[What is needed] Extract the lines that carry the string "this" from the listing.

————

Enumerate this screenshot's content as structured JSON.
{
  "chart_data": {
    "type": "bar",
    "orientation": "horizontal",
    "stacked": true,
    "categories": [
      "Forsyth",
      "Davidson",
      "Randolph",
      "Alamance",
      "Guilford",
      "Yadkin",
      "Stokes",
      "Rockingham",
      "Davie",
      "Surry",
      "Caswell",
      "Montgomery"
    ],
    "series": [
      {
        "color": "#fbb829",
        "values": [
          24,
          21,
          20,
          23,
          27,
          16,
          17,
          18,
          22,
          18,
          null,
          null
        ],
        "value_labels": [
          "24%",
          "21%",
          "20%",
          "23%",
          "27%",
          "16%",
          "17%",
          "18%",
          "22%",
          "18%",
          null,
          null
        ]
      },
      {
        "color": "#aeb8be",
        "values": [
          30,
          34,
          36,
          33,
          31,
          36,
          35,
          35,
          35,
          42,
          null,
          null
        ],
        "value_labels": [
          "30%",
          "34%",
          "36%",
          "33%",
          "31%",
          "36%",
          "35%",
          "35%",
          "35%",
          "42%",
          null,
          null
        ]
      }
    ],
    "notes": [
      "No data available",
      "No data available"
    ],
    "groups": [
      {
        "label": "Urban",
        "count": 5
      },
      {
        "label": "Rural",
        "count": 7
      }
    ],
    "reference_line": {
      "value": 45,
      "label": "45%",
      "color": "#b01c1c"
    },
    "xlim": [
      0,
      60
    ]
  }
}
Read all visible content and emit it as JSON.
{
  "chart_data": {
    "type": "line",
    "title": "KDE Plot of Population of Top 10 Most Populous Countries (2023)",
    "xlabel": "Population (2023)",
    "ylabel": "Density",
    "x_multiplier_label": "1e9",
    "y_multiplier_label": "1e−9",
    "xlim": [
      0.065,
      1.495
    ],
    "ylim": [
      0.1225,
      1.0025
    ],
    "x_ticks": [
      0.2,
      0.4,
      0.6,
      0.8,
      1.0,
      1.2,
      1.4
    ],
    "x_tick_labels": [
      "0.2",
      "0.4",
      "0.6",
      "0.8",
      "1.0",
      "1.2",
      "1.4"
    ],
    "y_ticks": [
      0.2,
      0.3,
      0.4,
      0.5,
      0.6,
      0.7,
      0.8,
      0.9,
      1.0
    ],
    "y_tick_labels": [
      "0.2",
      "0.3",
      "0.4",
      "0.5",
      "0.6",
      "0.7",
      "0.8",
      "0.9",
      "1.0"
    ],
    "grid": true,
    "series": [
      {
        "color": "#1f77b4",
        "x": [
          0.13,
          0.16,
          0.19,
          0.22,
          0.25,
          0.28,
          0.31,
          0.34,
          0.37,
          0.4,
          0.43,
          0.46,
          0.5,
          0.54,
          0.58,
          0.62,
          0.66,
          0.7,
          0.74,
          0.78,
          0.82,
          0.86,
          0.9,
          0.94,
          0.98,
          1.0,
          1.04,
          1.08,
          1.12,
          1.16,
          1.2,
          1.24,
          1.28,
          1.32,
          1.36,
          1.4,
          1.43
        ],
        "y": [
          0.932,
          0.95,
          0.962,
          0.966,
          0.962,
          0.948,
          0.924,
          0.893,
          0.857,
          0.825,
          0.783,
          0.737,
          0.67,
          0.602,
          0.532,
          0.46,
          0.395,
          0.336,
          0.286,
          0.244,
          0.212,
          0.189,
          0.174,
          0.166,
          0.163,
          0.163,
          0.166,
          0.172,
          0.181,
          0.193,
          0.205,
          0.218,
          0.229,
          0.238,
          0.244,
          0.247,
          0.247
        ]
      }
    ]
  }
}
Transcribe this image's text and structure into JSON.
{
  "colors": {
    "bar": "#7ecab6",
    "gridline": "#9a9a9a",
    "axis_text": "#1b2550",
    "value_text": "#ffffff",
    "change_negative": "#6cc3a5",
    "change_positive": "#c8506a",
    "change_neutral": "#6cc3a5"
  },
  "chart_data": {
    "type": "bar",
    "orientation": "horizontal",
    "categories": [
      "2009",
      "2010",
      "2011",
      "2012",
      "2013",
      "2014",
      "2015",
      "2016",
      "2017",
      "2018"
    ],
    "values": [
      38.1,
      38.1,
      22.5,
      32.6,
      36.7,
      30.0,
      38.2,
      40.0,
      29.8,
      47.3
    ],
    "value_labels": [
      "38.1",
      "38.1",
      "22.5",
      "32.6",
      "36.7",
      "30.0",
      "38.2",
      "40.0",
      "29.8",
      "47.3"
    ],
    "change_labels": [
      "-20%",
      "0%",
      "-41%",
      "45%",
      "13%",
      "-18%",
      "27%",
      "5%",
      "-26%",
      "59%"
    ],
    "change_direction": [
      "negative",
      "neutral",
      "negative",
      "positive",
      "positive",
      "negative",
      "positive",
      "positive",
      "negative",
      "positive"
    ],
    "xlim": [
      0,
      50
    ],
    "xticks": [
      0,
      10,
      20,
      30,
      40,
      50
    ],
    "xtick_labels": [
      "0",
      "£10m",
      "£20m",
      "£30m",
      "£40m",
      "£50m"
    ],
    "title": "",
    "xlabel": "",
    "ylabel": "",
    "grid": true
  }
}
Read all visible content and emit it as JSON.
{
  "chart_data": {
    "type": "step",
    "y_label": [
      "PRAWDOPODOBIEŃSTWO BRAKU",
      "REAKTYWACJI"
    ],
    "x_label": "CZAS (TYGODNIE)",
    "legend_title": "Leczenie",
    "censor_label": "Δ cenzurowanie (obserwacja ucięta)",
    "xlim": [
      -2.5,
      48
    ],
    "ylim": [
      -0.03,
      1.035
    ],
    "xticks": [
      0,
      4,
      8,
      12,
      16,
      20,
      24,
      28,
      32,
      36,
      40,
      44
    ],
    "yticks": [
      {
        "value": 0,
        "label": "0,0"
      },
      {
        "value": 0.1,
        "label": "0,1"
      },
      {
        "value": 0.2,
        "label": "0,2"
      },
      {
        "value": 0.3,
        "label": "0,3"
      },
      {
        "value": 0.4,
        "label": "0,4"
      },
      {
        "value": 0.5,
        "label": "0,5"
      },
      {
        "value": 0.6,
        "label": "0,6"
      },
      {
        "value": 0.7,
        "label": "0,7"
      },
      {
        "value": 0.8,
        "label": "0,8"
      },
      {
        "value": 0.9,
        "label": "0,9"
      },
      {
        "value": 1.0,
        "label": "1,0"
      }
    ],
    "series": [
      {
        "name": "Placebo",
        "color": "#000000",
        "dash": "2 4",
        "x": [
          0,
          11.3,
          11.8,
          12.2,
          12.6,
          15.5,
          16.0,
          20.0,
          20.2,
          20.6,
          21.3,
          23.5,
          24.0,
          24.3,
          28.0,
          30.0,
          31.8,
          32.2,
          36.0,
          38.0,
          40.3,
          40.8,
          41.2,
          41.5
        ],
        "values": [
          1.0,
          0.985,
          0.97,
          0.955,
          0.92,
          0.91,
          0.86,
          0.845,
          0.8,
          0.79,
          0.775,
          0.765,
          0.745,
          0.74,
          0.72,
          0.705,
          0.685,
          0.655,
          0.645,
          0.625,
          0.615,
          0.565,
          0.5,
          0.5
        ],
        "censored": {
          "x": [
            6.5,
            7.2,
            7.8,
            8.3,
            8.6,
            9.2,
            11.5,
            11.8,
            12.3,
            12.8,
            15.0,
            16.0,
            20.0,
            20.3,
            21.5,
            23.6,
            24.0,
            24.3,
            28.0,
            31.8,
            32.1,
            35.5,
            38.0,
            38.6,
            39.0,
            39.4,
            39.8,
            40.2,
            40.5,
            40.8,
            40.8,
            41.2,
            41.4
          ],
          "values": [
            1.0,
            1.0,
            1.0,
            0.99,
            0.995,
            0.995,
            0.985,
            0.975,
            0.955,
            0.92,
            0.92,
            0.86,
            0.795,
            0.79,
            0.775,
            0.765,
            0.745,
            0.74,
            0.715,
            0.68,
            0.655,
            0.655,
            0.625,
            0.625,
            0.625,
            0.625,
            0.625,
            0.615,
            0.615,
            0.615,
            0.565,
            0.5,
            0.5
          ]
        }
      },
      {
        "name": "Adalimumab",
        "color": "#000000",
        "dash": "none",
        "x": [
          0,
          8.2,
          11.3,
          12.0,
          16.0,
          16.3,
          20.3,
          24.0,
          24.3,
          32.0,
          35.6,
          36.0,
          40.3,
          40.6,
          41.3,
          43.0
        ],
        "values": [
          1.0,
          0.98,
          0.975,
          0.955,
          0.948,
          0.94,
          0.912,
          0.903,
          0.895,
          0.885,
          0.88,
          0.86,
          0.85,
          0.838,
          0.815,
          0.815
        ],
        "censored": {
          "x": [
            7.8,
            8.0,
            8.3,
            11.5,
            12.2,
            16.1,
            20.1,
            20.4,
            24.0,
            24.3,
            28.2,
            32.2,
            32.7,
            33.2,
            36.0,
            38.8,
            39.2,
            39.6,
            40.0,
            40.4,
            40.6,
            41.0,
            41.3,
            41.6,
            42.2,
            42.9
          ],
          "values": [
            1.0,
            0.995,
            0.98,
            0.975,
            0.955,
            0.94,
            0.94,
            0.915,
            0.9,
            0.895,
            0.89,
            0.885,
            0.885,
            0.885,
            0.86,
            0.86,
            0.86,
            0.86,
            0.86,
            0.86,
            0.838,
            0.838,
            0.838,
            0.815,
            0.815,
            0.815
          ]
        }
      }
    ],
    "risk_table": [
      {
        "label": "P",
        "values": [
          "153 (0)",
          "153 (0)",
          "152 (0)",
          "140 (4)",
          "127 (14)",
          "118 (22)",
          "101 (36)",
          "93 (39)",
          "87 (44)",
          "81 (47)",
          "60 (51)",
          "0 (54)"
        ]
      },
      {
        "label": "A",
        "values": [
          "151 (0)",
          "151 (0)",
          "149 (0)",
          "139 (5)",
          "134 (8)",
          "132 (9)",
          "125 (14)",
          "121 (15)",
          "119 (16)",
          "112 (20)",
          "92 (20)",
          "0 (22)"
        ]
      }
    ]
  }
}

————

[Finished task]
Enumerate this screenshot's content as structured JSON.
Transcribe this image's text and structure into JSON.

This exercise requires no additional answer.